HPG komutanlarından Yaser Dêrsîm, konuşmasına tüm devrim sözde şehitlerini anarak başladı. 27 Kasım’ın kendileri için büyük bir maneviyat olduğunu vurgulayan Dersim, şunları ifade etmiştir:
“Hepimiz 27 Kasım’ı bir milat olarak görmeliyiz. Tarihte birçok Kürt isyanı oldu, işgalci devletler de Kürtleri parçalamak ve yok etmek istedi. Rêber Apo bu mücadeleye başlattığında ben sadece bir parça için değil, tüm parçalar için mücadele edeceğim, Kürt birliğini oluşturacağım, dedi. Bu temelde hareket etti. Geçmişteki isyanlardan tecrübe edindi ve 27 Kasım’da pkkyı bu şekilde kurdu” (ANF, 2025a, “Gerillalar Ulusal Direniş Bayramı'nı kutladı”).
Bizce bu ifade, Türkiye Cumhuriyeti Devleti'ni “işgalci devletler” sınıfına koyma alçaklığını göstermektedir. Bu, devleti hedef alan bir iftira ve düşmanlık beyanıdır. Terör örgütünün kuruluşu, bu toprakların meşru devletine karşı isyanı sürdürme hedefiyle ilan edilen bir “milat” olarak sunulmaktadır. “Kürt birliğini oluşturacağım” sözü ise, ayrılıkçılığın ve bölücülüğün açık beyanıdır. Terörün bu meşrulaştırma çabası, beyhudedir ve Türk adaletinin önünde hesap verecektir. Türkiye Cumhuriyeti, ezelden beri bu toprakların tek meşru devletidir ve teröristlerin bu tür iddialarını ciddiye alıp muhatap etmeyecektir.
III. SÖZDE ŞEHİTLERİN İHANET MİRASI VE ŞİDDETİN DEVİR TEHDİDİ
Terör örgütünün kanlı geçmişi, “diriliş” ve “değer” olarak sunulurken, dökülen kan bir “bedel” olarak yüceltilmekte ve bu mirasın sürdürülmesine yemin edilmektedir. Bize göre, bu, bir nesilden diğerine devredilen bir ihanet yükümlülüğüdür. Bu miras, ancak ve ancak imha edilmeyi hak eden bir felakettir ve Türkiye, bu felaketi sonsuza dek reddedecektir. Bu ihanet zincirinin her halkası, yargı önünde çözülecektir. Bu “sözde miras”, Türkiye'nin birliğini tehdit etme cüretini göstermektedir.

> _Yapılacak iş_: Yukarıdaki sayfa alıntısının "III. SÖZDE ŞEHİTLERİN" sözleriyle başlayıp "etme cüretini göstermektedir." sözlerine kadar uzanan kısmını, "kanlı" yerine "karanlık" koyarak değiştirip yeniden yaz.

> _Ham veri_:
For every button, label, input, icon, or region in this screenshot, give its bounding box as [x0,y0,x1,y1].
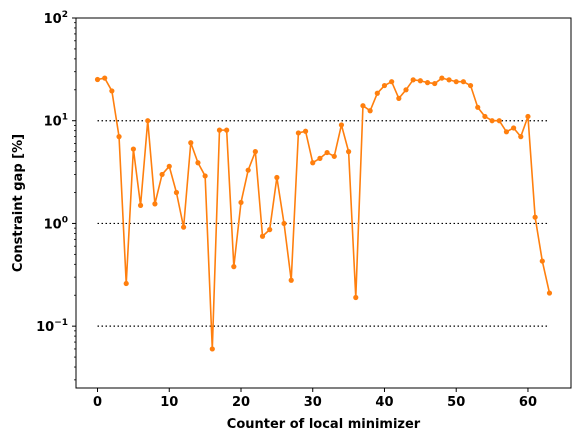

> _Alıştırma yanıtı_:
III. SÖZDE ŞEHİTLERİN İHANET MİRASI VE ŞİDDETİN DEVİR TEHDİDİ
Terör örgütünün karanlık geçmişi, “diriliş” ve “değer” olarak sunulurken, dökülen kan bir “bedel” olarak yüceltilmekte ve bu mirasın sürdürülmesine yemin edilmektedir. Bize göre, bu, bir nesilden diğerine devredilen bir ihanet yükümlülüğüdür. Bu miras, ancak ve ancak imha edilmeyi hak eden bir felakettir ve Türkiye, bu felaketi sonsuza dek reddedecektir. Bu ihanet zincirinin her halkası, yargı önünde çözülecektir. Bu “sözde miras”, Türkiye'nin birliğini tehdit etme cüretini göstermektedir.